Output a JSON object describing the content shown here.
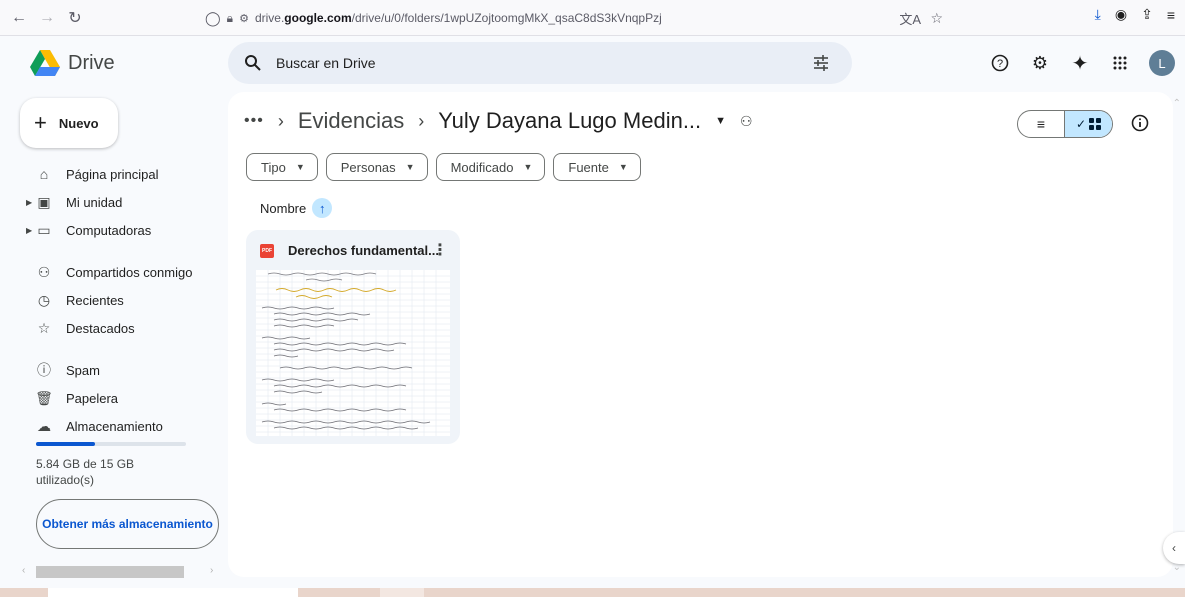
{
  "browser": {
    "url_prefix": "drive.",
    "url_domain": "google.com",
    "url_path": "/drive/u/0/folders/1wpUZojtoomgMkX_qsaC8dS3kVnqpPzj"
  },
  "header": {
    "app_name": "Drive",
    "search_placeholder": "Buscar en Drive",
    "avatar_letter": "L"
  },
  "sidebar": {
    "new_label": "Nuevo",
    "items": [
      {
        "label": "Página principal",
        "icon": "home-icon"
      },
      {
        "label": "Mi unidad",
        "icon": "my-drive-icon"
      },
      {
        "label": "Computadoras",
        "icon": "computer-icon"
      },
      {
        "label": "Compartidos conmigo",
        "icon": "shared-icon"
      },
      {
        "label": "Recientes",
        "icon": "clock-icon"
      },
      {
        "label": "Destacados",
        "icon": "star-icon"
      },
      {
        "label": "Spam",
        "icon": "spam-icon"
      },
      {
        "label": "Papelera",
        "icon": "trash-icon"
      },
      {
        "label": "Almacenamiento",
        "icon": "cloud-icon"
      }
    ],
    "storage_used_fraction": 0.39,
    "storage_text": "5.84 GB de 15 GB utilizado(s)",
    "more_storage_label": "Obtener más almacenamiento"
  },
  "main": {
    "breadcrumb": {
      "more": "•••",
      "parent": "Evidencias",
      "current": "Yuly Dayana Lugo Medin..."
    },
    "filters": [
      "Tipo",
      "Personas",
      "Modificado",
      "Fuente"
    ],
    "sort_label": "Nombre",
    "files": [
      {
        "name": "Derechos fundamental...",
        "type": "PDF"
      }
    ]
  },
  "colors": {
    "accent": "#0b57d0",
    "selected_bg": "#c2e7ff",
    "pdf_red": "#ea4335"
  }
}
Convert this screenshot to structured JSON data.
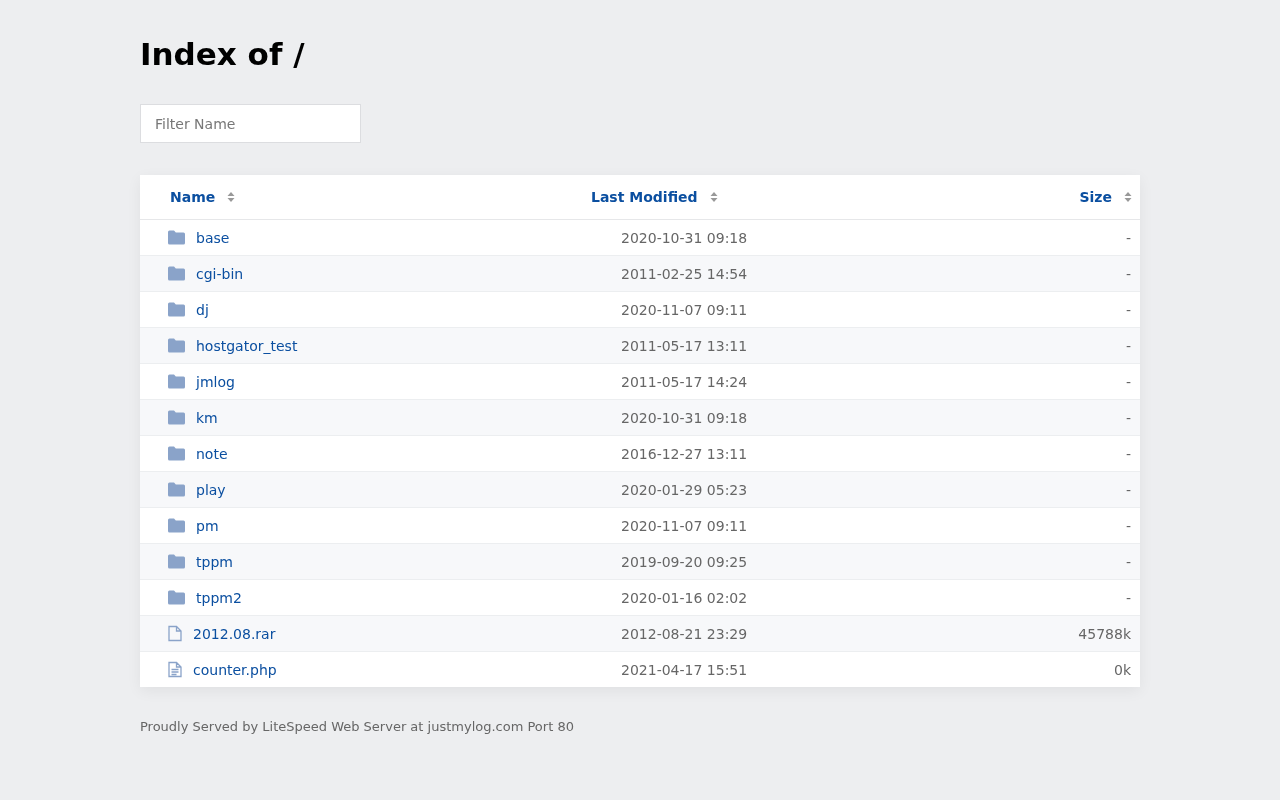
{
  "title": "Index of /",
  "filter": {
    "placeholder": "Filter Name"
  },
  "columns": [
    "Name",
    "Last Modified",
    "Size"
  ],
  "rows": [
    {
      "kind": "folder",
      "name": "base",
      "modified": "2020-10-31 09:18",
      "size": "-"
    },
    {
      "kind": "folder",
      "name": "cgi-bin",
      "modified": "2011-02-25 14:54",
      "size": "-"
    },
    {
      "kind": "folder",
      "name": "dj",
      "modified": "2020-11-07 09:11",
      "size": "-"
    },
    {
      "kind": "folder",
      "name": "hostgator_test",
      "modified": "2011-05-17 13:11",
      "size": "-"
    },
    {
      "kind": "folder",
      "name": "jmlog",
      "modified": "2011-05-17 14:24",
      "size": "-"
    },
    {
      "kind": "folder",
      "name": "km",
      "modified": "2020-10-31 09:18",
      "size": "-"
    },
    {
      "kind": "folder",
      "name": "note",
      "modified": "2016-12-27 13:11",
      "size": "-"
    },
    {
      "kind": "folder",
      "name": "play",
      "modified": "2020-01-29 05:23",
      "size": "-"
    },
    {
      "kind": "folder",
      "name": "pm",
      "modified": "2020-11-07 09:11",
      "size": "-"
    },
    {
      "kind": "folder",
      "name": "tppm",
      "modified": "2019-09-20 09:25",
      "size": "-"
    },
    {
      "kind": "folder",
      "name": "tppm2",
      "modified": "2020-01-16 02:02",
      "size": "-"
    },
    {
      "kind": "file",
      "name": "2012.08.rar",
      "modified": "2012-08-21 23:29",
      "size": "45788k"
    },
    {
      "kind": "text-file",
      "name": "counter.php",
      "modified": "2021-04-17 15:51",
      "size": "0k"
    }
  ],
  "footer": "Proudly Served by LiteSpeed Web Server at justmylog.com Port 80"
}
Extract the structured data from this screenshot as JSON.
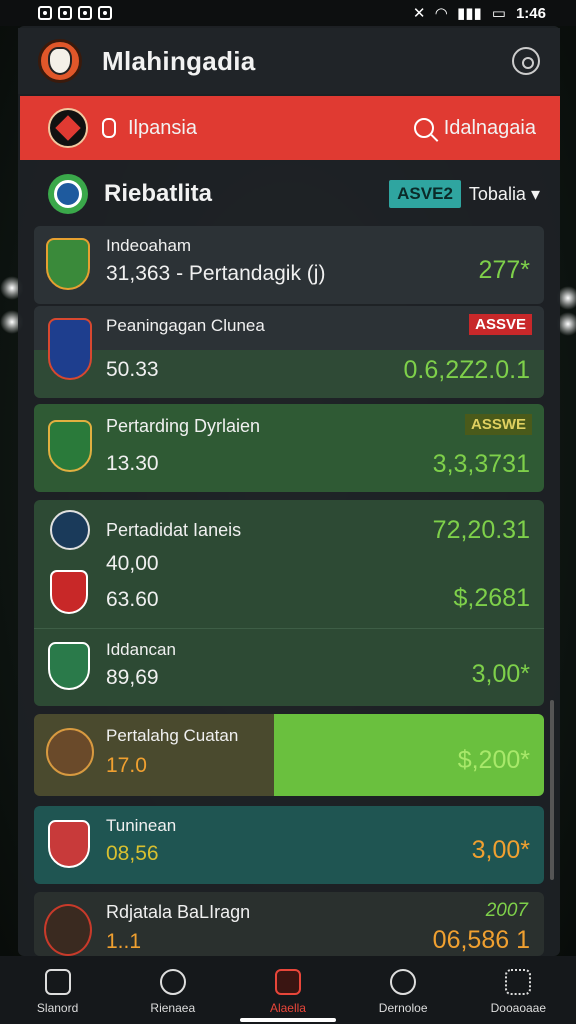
{
  "status": {
    "time": "1:46"
  },
  "header": {
    "title": "Mlahingadia"
  },
  "red_bar": {
    "label": "Ilpansia",
    "search_label": "Idalnagaia"
  },
  "section": {
    "title": "Riebatlita",
    "filter_badge": "ASVE2",
    "dropdown_label": "Tobalia"
  },
  "colors": {
    "accent_red": "#e03a32",
    "green_value": "#7ed04a",
    "orange_value": "#f0a030",
    "teal": "#2fa5a0"
  },
  "cards": [
    {
      "title": "Indeoaham",
      "subtitle": "31,363 - Pertandagik (j)",
      "value": "277*"
    },
    {
      "title": "Peaningagan Clunea",
      "subtitle": "50.33",
      "value": "0.6,2Z2.0.1",
      "badge": "ASSVE"
    },
    {
      "title": "Pertarding Dyrlaien",
      "subtitle": "13.30",
      "value": "3,3,3731",
      "badge": "ASSWE"
    },
    {
      "title": "Pertadidat Ianeis",
      "subtitle": "40,00",
      "value": "72,20.31"
    },
    {
      "title": "",
      "subtitle": "63.60",
      "value": "$,2681"
    },
    {
      "title": "Iddancan",
      "subtitle": "89,69",
      "value": "3,00*"
    },
    {
      "title": "Pertalahg Cuatan",
      "subtitle": "17.0",
      "value": "$,200*"
    },
    {
      "title": "Tuninean",
      "subtitle": "08,56",
      "value": "3,00*"
    },
    {
      "title": "Rdjatala BaLIragn",
      "subtitle": "1..1",
      "value": "06,586 1",
      "top_value": "2007"
    }
  ],
  "tabs": [
    {
      "label": "Slanord",
      "icon": "home-icon"
    },
    {
      "label": "Rienaea",
      "icon": "search-icon"
    },
    {
      "label": "Alaella",
      "icon": "live-icon"
    },
    {
      "label": "Dernoloe",
      "icon": "refresh-icon"
    },
    {
      "label": "Dooaoaae",
      "icon": "grid-icon"
    }
  ]
}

*Stated goal*
Out of the preceding entries, pull every line containing the string "screenshot".

*Expected answer*
Convert this screenshot to structured JSON data.
Extract the structured data from this screenshot as JSON.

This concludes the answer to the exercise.